### Data extracted from a collection:
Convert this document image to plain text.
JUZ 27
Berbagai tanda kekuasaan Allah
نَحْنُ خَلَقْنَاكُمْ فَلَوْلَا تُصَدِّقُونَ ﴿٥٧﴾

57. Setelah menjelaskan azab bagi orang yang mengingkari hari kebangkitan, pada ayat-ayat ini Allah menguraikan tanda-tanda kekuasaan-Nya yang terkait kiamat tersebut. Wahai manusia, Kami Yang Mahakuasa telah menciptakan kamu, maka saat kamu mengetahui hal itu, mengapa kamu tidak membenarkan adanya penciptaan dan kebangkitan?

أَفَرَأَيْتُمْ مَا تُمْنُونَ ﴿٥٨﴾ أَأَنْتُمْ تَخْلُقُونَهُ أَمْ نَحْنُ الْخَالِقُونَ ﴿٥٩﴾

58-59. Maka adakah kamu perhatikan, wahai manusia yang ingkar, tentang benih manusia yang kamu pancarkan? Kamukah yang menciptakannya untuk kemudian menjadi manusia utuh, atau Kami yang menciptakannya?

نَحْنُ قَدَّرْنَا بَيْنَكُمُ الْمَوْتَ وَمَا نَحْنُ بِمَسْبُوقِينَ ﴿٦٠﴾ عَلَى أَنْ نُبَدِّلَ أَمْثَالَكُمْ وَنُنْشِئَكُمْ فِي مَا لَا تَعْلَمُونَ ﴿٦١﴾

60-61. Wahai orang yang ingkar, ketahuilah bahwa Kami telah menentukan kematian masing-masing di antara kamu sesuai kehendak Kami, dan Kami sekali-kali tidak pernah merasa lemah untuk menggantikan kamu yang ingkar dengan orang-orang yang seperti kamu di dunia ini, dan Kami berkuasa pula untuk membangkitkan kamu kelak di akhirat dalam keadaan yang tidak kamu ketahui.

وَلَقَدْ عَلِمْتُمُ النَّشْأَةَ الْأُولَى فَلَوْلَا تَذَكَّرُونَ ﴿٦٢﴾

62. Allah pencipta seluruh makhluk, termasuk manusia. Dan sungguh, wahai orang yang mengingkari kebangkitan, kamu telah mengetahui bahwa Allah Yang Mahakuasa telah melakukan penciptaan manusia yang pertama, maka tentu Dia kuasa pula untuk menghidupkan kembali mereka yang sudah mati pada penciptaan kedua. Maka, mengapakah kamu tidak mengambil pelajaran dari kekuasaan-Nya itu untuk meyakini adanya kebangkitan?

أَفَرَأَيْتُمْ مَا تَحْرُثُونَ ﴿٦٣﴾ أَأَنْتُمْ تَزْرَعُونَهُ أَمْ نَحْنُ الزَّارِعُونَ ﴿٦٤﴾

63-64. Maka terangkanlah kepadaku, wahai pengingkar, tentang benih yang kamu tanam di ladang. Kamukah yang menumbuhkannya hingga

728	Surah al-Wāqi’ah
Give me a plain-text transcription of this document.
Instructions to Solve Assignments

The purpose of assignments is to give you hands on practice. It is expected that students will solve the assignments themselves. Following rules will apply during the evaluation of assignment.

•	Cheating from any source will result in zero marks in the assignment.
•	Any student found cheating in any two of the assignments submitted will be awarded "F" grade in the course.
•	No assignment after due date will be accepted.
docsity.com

### WHAT YOU WILL DO:
Copy out all of the records shown above exactly.

### SOLVED EXERCISE:
Convert this document image to plain text.
JUZ 27
Berbagai tanda kekuasaan Allah
نَحْنُ خَلَقْنَاكُمْ فَلَوْلَا تُصَدِّقُونَ ﴿٥٧﴾

57. Setelah menjelaskan azab bagi orang yang mengingkari hari kebangkitan, pada ayat-ayat ini Allah menguraikan tanda-tanda kekuasaan-Nya yang terkait kiamat tersebut. Wahai manusia, Kami Yang Mahakuasa telah menciptakan kamu, maka saat kamu mengetahui hal itu, mengapa kamu tidak membenarkan adanya penciptaan dan kebangkitan?

أَفَرَأَيْتُمْ مَا تُمْنُونَ ﴿٥٨﴾ أَأَنْتُمْ تَخْلُقُونَهُ أَمْ نَحْنُ الْخَالِقُونَ ﴿٥٩﴾

58-59. Maka adakah kamu perhatikan, wahai manusia yang ingkar, tentang benih manusia yang kamu pancarkan? Kamukah yang menciptakannya untuk kemudian menjadi manusia utuh, atau Kami yang menciptakannya?

نَحْنُ قَدَّرْنَا بَيْنَكُمُ الْمَوْتَ وَمَا نَحْنُ بِمَسْبُوقِينَ ﴿٦٠﴾ عَلَى أَنْ نُبَدِّلَ أَمْثَالَكُمْ وَنُنْشِئَكُمْ فِي مَا لَا تَعْلَمُونَ ﴿٦١﴾

60-61. Wahai orang yang ingkar, ketahuilah bahwa Kami telah menentukan kematian masing-masing di antara kamu sesuai kehendak Kami, dan Kami sekali-kali tidak pernah merasa lemah untuk menggantikan kamu yang ingkar dengan orang-orang yang seperti kamu di dunia ini, dan Kami berkuasa pula untuk membangkitkan kamu kelak di akhirat dalam keadaan yang tidak kamu ketahui.

وَلَقَدْ عَلِمْتُمُ النَّشْأَةَ الْأُولَى فَلَوْلَا تَذَكَّرُونَ ﴿٦٢﴾

62. Allah pencipta seluruh makhluk, termasuk manusia. Dan sungguh, wahai orang yang mengingkari kebangkitan, kamu telah mengetahui bahwa Allah Yang Mahakuasa telah melakukan penciptaan manusia yang pertama, maka tentu Dia kuasa pula untuk menghidupkan kembali mereka yang sudah mati pada penciptaan kedua. Maka, mengapakah kamu tidak mengambil pelajaran dari kekuasaan-Nya itu untuk meyakini adanya kebangkitan?

أَفَرَأَيْتُمْ مَا تَحْرُثُونَ ﴿٦٣﴾ أَأَنْتُمْ تَزْرَعُونَهُ أَمْ نَحْنُ الزَّارِعُونَ ﴿٦٤﴾

63-64. Maka terangkanlah kepadaku, wahai pengingkar, tentang benih yang kamu tanam di ladang. Kamukah yang menumbuhkannya hingga

728	Surah al-Wāqi’ah
Give me a plain-text transcription of this document.
Instructions to Solve Assignments

The purpose of assignments is to give you hands on practice. It is expected that students will solve the assignments themselves. Following rules will apply during the evaluation of assignment.

•	Cheating from any source will result in zero marks in the assignment.
•	Any student found cheating in any two of the assignments submitted will be awarded "F" grade in the course.
•	No assignment after due date will be accepted.
docsity.com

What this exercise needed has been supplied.